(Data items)
** START **

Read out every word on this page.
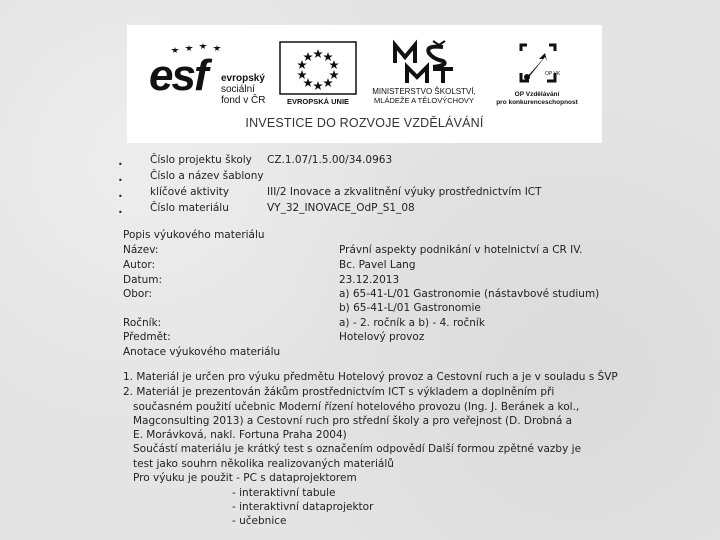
esf evropský
sociální
fond v ČR	EVROPSKÁ UNIE
MINISTERSTVO ŠKOLSTVÍ,
MLÁDEŽE A TĚLOVÝCHOVY
OP VK
OP Vzdělávání
pro konkurenceschopnost
INVESTICE DO ROZVOJE VZDĚLÁVÁNÍ
•	Číslo projektu školy CZ.1.07/1.5.00/34.0963
•	Číslo a název šablony
•	klíčové aktivity	III/2 Inovace a zkvalitnění výuky prostřednictvím ICT
•	Číslo materiálu	VY_32_INOVACE_OdP_S1_08
Popis výukového materiálu
Název:	Právní aspekty podnikání v hotelnictví a CR IV.
Autor:	Bc. Pavel Lang
Datum:	23.12.2013
Obor:	a) 65-41-L/01 Gastronomie (nástavbové studium)
b) 65-41-L/01 Gastronomie
Ročník:	a) - 2. ročník a b) - 4. ročník
Předmět:	Hotelový provoz
Anotace výukového materiálu
1. Materiál je určen pro výuku předmětu Hotelový provoz a Cestovní ruch a je v souladu s ŠVP
2. Materiál je prezentován žákům prostřednictvím ICT s výkladem a doplněním při
současném použití učebnic Moderní řízení hotelového provozu (Ing. J. Beránek a kol.,
Magconsulting 2013) a Cestovní ruch pro střední školy a pro veřejnost (D. Drobná a
E. Morávková, nakl. Fortuna Praha 2004)
Součástí materiálu je krátký test s označením odpovědí Další formou zpětné vazby je
test jako souhrn několika realizovaných materiálů
Pro výuku je použit - PC s dataprojektorem
- interaktivní tabule
- interaktivní dataprojektor
- učebnice
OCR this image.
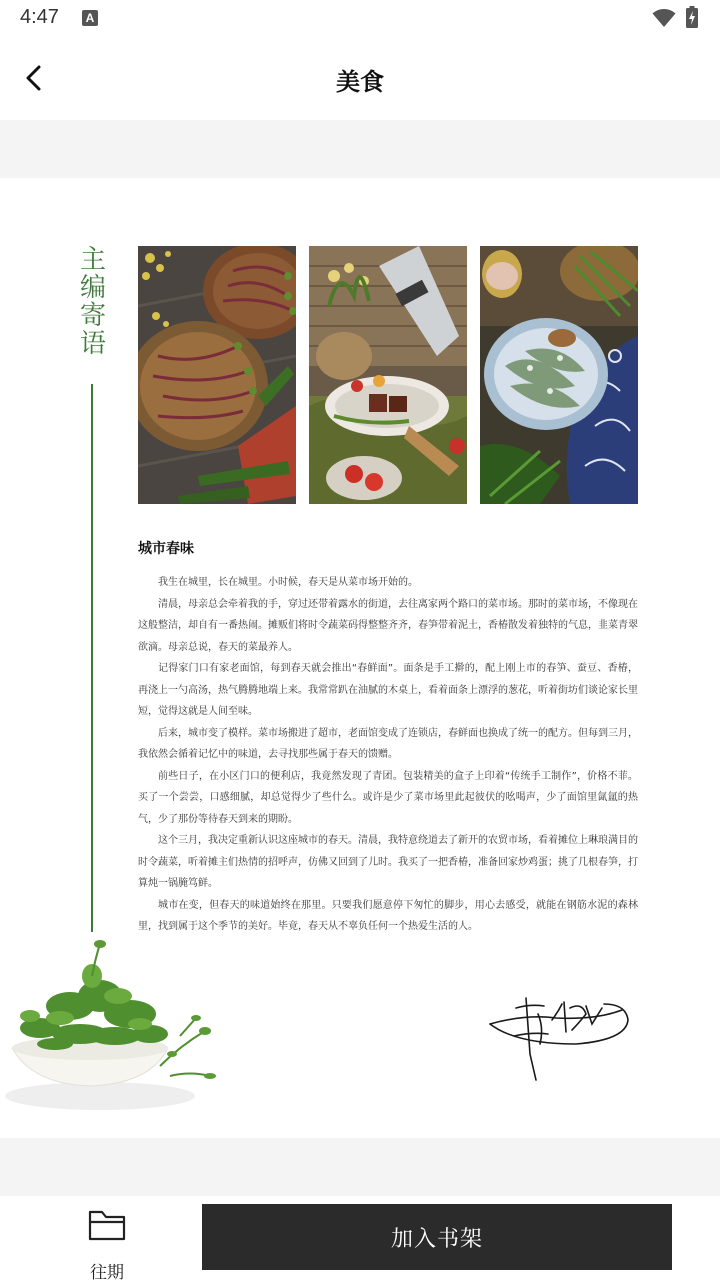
4:47	A
美食
主
编
寄
语
城市春味

我生在城里，长在城里。小时候，春天是从菜市场开始的。

清晨，母亲总会牵着我的手，穿过还带着露水的街道，去往离家两个路口的菜市场。那时的菜市场，不像现在这般整洁，却自有一番热闹。摊贩们将时令蔬菜码得整整齐齐，春笋带着泥土，香椿散发着独特的气息，韭菜青翠欲滴。母亲总说，春天的菜最养人。

记得家门口有家老面馆，每到春天就会推出“春鲜面”。面条是手工擀的，配上刚上市的春笋、蚕豆、香椿，再浇上一勺高汤，热气腾腾地端上来。我常常趴在油腻的木桌上，看着面条上漂浮的葱花，听着街坊们谈论家长里短，觉得这就是人间至味。

后来，城市变了模样。菜市场搬进了超市，老面馆变成了连锁店，春鲜面也换成了统一的配方。但每到三月，我依然会循着记忆中的味道，去寻找那些属于春天的馈赠。

前些日子，在小区门口的便利店，我竟然发现了青团。包装精美的盒子上印着“传统手工制作”，价格不菲。买了一个尝尝，口感细腻，却总觉得少了些什么。或许是少了菜市场里此起彼伏的吆喝声，少了面馆里氤氲的热气，少了那份等待春天到来的期盼。

这个三月，我决定重新认识这座城市的春天。清晨，我特意绕道去了新开的农贸市场，看着摊位上琳琅满目的时令蔬菜，听着摊主们热情的招呼声，仿佛又回到了儿时。我买了一把香椿，准备回家炒鸡蛋；挑了几根春笋，打算炖一锅腌笃鲜。

城市在变，但春天的味道始终在那里。只要我们愿意停下匆忙的脚步，用心去感受，就能在钢筋水泥的森林里，找到属于这个季节的美好。毕竟，春天从不辜负任何一个热爱生活的人。

往期
加入书架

** END **

STATED EXERCISE >> Quote exactly the lines from the line that contains "OCR this image." through the last line of the listing, please, leaving out all pictures.

TASK OUTPUT >>
OCR this image.
4:47	A
美食
主
编
寄
语
城市春味

我生在城里，长在城里。小时候，春天是从菜市场开始的。

清晨，母亲总会牵着我的手，穿过还带着露水的街道，去往离家两个路口的菜市场。那时的菜市场，不像现在这般整洁，却自有一番热闹。摊贩们将时令蔬菜码得整整齐齐，春笋带着泥土，香椿散发着独特的气息，韭菜青翠欲滴。母亲总说，春天的菜最养人。

记得家门口有家老面馆，每到春天就会推出“春鲜面”。面条是手工擀的，配上刚上市的春笋、蚕豆、香椿，再浇上一勺高汤，热气腾腾地端上来。我常常趴在油腻的木桌上，看着面条上漂浮的葱花，听着街坊们谈论家长里短，觉得这就是人间至味。

后来，城市变了模样。菜市场搬进了超市，老面馆变成了连锁店，春鲜面也换成了统一的配方。但每到三月，我依然会循着记忆中的味道，去寻找那些属于春天的馈赠。

前些日子，在小区门口的便利店，我竟然发现了青团。包装精美的盒子上印着“传统手工制作”，价格不菲。买了一个尝尝，口感细腻，却总觉得少了些什么。或许是少了菜市场里此起彼伏的吆喝声，少了面馆里氤氲的热气，少了那份等待春天到来的期盼。

这个三月，我决定重新认识这座城市的春天。清晨，我特意绕道去了新开的农贸市场，看着摊位上琳琅满目的时令蔬菜，听着摊主们热情的招呼声，仿佛又回到了儿时。我买了一把香椿，准备回家炒鸡蛋；挑了几根春笋，打算炖一锅腌笃鲜。

城市在变，但春天的味道始终在那里。只要我们愿意停下匆忙的脚步，用心去感受，就能在钢筋水泥的森林里，找到属于这个季节的美好。毕竟，春天从不辜负任何一个热爱生活的人。

往期
加入书架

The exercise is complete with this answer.